Alguno dirá: bien, pero disculpa un momento; cuando la cena ha terminado, la mesa se levanta, ¿por qué entonces el pan debería permanecer allí, al centro? ¿Acaso no es verdad que, terminada la comida, todo se coloca en otra parte?
Por supuesto que sí. Pero para nosotros los católicos aquello no es solo pan. Es el pan de la vida, es nuestro Señor en persona. Luego no debe colocarse en un rincón, como una sobra cualquiera.
También se suele olvidar que en cada iglesia el fiel hace un recorrido, como una verdadera y propia peregrinación, un camino espiritual cuyo clímax no es la sede del celebrante, ni siquiera el altar, ni tampoco la imagen de un santo. Es nuestro mismo Señor.
¿Y cómo no notar que esta tendencia a marginar a nuestro Señor va de la mano con la tendencia a no arrodillarse? Demasiado a menudo se ingresa a la iglesia como a un simple salón de actos, en el cual uno charla y se entretiene con los demás fieles. Sin embargo todo esto un católico no puede aceptarlo. El acto de arrodillarse refleja la disposición del espíritu. Es un acto de adoración. No se ingresa a la iglesia para encontrarse con el señor párroco o con los amigos. Uno entra para adorar a nuestro Señor. Por esta razón me enferma cuando las personas no se arrodillan en la iglesia, no hacen bien la señal de la cruz y no están en silencio, sino hablando entre ellas, formando corrillos, saludándose como si se encontraran en la calle.

[Entradas del conjunto de datos]
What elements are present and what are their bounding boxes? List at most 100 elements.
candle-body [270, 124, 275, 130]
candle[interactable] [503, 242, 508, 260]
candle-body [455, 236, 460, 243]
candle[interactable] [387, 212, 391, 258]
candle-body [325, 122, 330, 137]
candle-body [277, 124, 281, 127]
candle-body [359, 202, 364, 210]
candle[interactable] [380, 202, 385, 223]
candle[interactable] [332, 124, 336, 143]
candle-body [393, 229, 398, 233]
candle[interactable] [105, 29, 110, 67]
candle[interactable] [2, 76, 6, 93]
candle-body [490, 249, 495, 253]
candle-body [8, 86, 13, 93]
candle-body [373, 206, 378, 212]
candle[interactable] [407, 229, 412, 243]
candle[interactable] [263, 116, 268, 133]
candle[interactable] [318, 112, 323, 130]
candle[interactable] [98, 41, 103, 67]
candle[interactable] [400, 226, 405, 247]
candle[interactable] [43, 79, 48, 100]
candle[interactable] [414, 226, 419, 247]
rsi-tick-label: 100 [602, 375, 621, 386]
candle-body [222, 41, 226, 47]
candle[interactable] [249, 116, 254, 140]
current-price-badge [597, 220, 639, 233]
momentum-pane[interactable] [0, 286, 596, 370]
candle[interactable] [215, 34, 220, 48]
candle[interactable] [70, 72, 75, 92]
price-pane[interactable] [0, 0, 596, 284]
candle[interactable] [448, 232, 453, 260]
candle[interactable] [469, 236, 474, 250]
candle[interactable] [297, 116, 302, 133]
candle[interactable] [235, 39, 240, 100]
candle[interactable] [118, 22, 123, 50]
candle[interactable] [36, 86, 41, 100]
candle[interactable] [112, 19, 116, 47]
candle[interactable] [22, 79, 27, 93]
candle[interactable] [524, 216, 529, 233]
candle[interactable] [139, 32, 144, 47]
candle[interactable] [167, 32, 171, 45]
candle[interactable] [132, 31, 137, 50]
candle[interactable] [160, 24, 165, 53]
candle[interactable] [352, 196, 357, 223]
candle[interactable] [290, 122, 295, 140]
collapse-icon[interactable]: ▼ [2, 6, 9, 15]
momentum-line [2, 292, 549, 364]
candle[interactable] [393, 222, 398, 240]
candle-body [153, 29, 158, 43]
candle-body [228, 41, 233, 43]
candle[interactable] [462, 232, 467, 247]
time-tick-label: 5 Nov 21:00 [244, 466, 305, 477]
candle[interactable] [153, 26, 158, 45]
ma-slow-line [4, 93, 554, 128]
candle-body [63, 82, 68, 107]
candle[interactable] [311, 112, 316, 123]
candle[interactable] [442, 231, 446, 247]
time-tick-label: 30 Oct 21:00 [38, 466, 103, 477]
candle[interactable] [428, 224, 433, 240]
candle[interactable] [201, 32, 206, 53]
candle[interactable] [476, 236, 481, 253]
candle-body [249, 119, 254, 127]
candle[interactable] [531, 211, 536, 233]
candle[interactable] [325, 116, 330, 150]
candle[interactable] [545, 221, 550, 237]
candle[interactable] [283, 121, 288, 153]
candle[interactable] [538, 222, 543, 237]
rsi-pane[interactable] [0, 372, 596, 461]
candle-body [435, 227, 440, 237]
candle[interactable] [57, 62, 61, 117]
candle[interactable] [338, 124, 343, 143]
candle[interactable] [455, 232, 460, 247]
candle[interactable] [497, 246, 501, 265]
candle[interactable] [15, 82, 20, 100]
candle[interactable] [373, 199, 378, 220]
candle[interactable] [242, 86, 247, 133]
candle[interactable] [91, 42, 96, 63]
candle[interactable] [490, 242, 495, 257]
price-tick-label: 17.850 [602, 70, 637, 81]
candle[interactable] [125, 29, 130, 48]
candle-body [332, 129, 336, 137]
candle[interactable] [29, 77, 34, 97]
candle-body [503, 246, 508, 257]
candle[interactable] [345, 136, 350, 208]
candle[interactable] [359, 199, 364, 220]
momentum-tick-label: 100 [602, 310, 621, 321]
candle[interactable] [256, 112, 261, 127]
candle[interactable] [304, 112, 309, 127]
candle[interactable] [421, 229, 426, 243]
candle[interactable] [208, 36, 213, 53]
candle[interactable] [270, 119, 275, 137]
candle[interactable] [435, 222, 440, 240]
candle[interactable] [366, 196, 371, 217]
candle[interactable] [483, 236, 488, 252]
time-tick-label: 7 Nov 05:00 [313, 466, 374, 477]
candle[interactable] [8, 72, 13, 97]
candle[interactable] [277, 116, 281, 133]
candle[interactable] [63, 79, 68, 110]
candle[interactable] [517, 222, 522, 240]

§ **Actividad**
Extrae íntegramente el texto mostrado, palabra por palabra y sin omitir nada.

§ **Resultado**
Alguno dirá: bien, pero disculpa un momento; cuando la cena ha terminado, la mesa se levanta, ¿por qué entonces el pan debería permanecer allí, al centro? ¿Acaso no es verdad que, terminada la comida, todo se coloca en otra parte?
Por supuesto que sí. Pero para nosotros los católicos aquello no es solo pan. Es el pan de la vida, es nuestro Señor en persona. Luego no debe colocarse en un rincón, como una sobra cualquiera.
También se suele olvidar que en cada iglesia el fiel hace un recorrido, como una verdadera y propia peregrinación, un camino espiritual cuyo clímax no es la sede del celebrante, ni siquiera el altar, ni tampoco la imagen de un santo. Es nuestro mismo Señor.
¿Y cómo no notar que esta tendencia a marginar a nuestro Señor va de la mano con la tendencia a no arrodillarse? Demasiado a menudo se ingresa a la iglesia como a un simple salón de actos, en el cual uno charla y se entretiene con los demás fieles. Sin embargo todo esto un católico no puede aceptarlo. El acto de arrodillarse refleja la disposición del espíritu. Es un acto de adoración. No se ingresa a la iglesia para encontrarse con el señor párroco o con los amigos. Uno entra para adorar a nuestro Señor. Por esta razón me enferma cuando las personas no se arrodillan en la iglesia, no hacen bien la señal de la cruz y no están en silencio, sino hablando entre ellas, formando corrillos, saludándose como si se encontraran en la calle.